__Task to carry out__
Copy out every record below exactly as written, but leave out any pictures.

# Start of Exercise input

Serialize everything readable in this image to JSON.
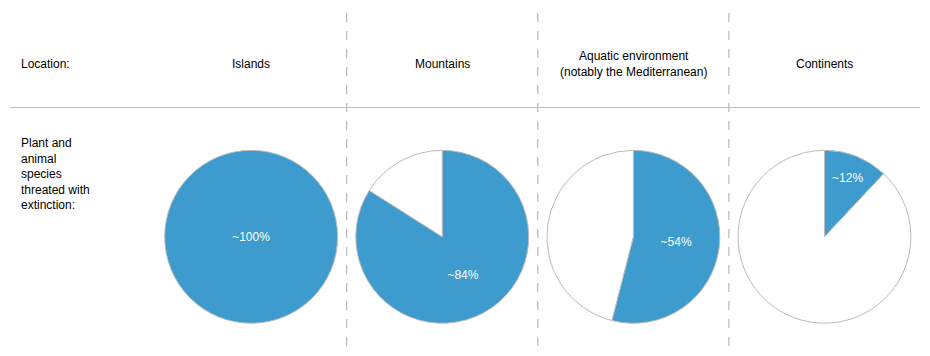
{
  "chart_data": [
    {
      "type": "pie",
      "title": "Islands",
      "values": [
        100
      ],
      "value_labels": [
        "~100%"
      ],
      "colors": [
        "#3d9bce"
      ],
      "annotations": [
        "Location:",
        "Plant and\nanimal\nspecies\nthreated with\nextinction:"
      ]
    },
    {
      "type": "pie",
      "title": "Mountains",
      "values": [
        84,
        16
      ],
      "value_labels": [
        "~84%",
        null
      ],
      "colors": [
        "#3d9bce",
        "#ffffff"
      ]
    },
    {
      "type": "pie",
      "title": "Aquatic environment\n(notably the Mediterranean)",
      "values": [
        54,
        46
      ],
      "value_labels": [
        "~54%",
        null
      ],
      "colors": [
        "#3d9bce",
        "#ffffff"
      ]
    },
    {
      "type": "pie",
      "title": "Continents",
      "values": [
        12,
        88
      ],
      "value_labels": [
        "~12%",
        null
      ],
      "colors": [
        "#3d9bce",
        "#ffffff"
      ]
    }
  ]
}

# End of Exercise input

__Problem solution__
Serialize everything readable in this image to JSON.
{
  "chart_data": [
    {
      "type": "pie",
      "title": "Islands",
      "values": [
        100
      ],
      "value_labels": [
        "~100%"
      ],
      "colors": [
        "#3d9bce"
      ],
      "annotations": [
        "Location:",
        "Plant and\nanimal\nspecies\nthreated with\nextinction:"
      ]
    },
    {
      "type": "pie",
      "title": "Mountains",
      "values": [
        84,
        16
      ],
      "value_labels": [
        "~84%",
        null
      ],
      "colors": [
        "#3d9bce",
        "#ffffff"
      ]
    },
    {
      "type": "pie",
      "title": "Aquatic environment\n(notably the Mediterranean)",
      "values": [
        54,
        46
      ],
      "value_labels": [
        "~54%",
        null
      ],
      "colors": [
        "#3d9bce",
        "#ffffff"
      ]
    },
    {
      "type": "pie",
      "title": "Continents",
      "values": [
        12,
        88
      ],
      "value_labels": [
        "~12%",
        null
      ],
      "colors": [
        "#3d9bce",
        "#ffffff"
      ]
    }
  ]
}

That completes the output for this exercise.